| Instruction |
Reproduce the full listing that appears beneath this instruction exactly.

| Data entries |
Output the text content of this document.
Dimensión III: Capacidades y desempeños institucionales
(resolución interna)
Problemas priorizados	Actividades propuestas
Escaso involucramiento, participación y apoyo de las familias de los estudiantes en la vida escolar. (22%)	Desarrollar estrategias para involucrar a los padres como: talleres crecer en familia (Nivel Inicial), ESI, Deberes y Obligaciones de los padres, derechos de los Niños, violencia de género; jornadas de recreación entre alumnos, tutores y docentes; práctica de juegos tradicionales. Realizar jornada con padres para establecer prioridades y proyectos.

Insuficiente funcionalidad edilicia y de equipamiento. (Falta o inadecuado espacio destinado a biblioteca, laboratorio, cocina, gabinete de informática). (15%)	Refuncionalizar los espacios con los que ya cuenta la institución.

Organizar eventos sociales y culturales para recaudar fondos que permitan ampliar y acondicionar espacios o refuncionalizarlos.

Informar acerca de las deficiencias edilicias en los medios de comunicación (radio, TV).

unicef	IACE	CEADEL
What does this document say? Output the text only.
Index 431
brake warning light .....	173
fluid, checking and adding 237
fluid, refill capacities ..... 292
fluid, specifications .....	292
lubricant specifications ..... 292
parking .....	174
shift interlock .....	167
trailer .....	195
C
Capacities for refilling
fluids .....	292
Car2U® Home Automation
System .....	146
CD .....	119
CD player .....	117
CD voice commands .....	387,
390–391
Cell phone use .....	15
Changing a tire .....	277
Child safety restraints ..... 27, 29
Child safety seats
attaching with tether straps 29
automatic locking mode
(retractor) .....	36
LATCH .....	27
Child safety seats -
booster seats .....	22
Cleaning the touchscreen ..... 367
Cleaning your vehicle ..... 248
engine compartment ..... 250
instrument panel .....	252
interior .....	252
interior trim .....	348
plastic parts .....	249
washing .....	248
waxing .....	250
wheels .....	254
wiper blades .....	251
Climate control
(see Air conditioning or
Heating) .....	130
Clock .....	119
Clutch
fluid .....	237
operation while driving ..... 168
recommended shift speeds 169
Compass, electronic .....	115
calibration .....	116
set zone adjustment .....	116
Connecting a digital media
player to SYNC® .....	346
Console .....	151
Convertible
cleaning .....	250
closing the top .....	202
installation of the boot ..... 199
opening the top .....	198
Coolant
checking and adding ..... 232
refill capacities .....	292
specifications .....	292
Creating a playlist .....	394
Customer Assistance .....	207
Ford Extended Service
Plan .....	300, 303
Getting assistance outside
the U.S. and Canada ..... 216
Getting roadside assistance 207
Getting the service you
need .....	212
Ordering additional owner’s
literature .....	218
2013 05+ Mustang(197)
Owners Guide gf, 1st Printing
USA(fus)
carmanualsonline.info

| Response for this exercise |
Output the text content of this document.
Dimensión III: Capacidades y desempeños institucionales
(resolución interna)
Problemas priorizados	Actividades propuestas
Escaso involucramiento, participación y apoyo de las familias de los estudiantes en la vida escolar. (22%)	Desarrollar estrategias para involucrar a los padres como: talleres crecer en familia (Nivel Inicial), ESI, Deberes y Obligaciones de los padres, derechos de los Niños, violencia de género; jornadas de recreación entre alumnos, tutores y docentes; práctica de juegos tradicionales. Realizar jornada con padres para establecer prioridades y proyectos.

Insuficiente funcionalidad edilicia y de equipamiento. (Falta o inadecuado espacio destinado a biblioteca, laboratorio, cocina, gabinete de informática). (15%)	Refuncionalizar los espacios con los que ya cuenta la institución.

Organizar eventos sociales y culturales para recaudar fondos que permitan ampliar y acondicionar espacios o refuncionalizarlos.

Informar acerca de las deficiencias edilicias en los medios de comunicación (radio, TV).

unicef	IACE	CEADEL
What does this document say? Output the text only.
Index 431
brake warning light .....	173
fluid, checking and adding 237
fluid, refill capacities ..... 292
fluid, specifications .....	292
lubricant specifications ..... 292
parking .....	174
shift interlock .....	167
trailer .....	195
C
Capacities for refilling
fluids .....	292
Car2U® Home Automation
System .....	146
CD .....	119
CD player .....	117
CD voice commands .....	387,
390–391
Cell phone use .....	15
Changing a tire .....	277
Child safety restraints ..... 27, 29
Child safety seats
attaching with tether straps 29
automatic locking mode
(retractor) .....	36
LATCH .....	27
Child safety seats -
booster seats .....	22
Cleaning the touchscreen ..... 367
Cleaning your vehicle ..... 248
engine compartment ..... 250
instrument panel .....	252
interior .....	252
interior trim .....	348
plastic parts .....	249
washing .....	248
waxing .....	250
wheels .....	254
wiper blades .....	251
Climate control
(see Air conditioning or
Heating) .....	130
Clock .....	119
Clutch
fluid .....	237
operation while driving ..... 168
recommended shift speeds 169
Compass, electronic .....	115
calibration .....	116
set zone adjustment .....	116
Connecting a digital media
player to SYNC® .....	346
Console .....	151
Convertible
cleaning .....	250
closing the top .....	202
installation of the boot ..... 199
opening the top .....	198
Coolant
checking and adding ..... 232
refill capacities .....	292
specifications .....	292
Creating a playlist .....	394
Customer Assistance .....	207
Ford Extended Service
Plan .....	300, 303
Getting assistance outside
the U.S. and Canada ..... 216
Getting roadside assistance 207
Getting the service you
need .....	212
Ordering additional owner’s
literature .....	218
2013 05+ Mustang(197)
Owners Guide gf, 1st Printing
USA(fus)
carmanualsonline.info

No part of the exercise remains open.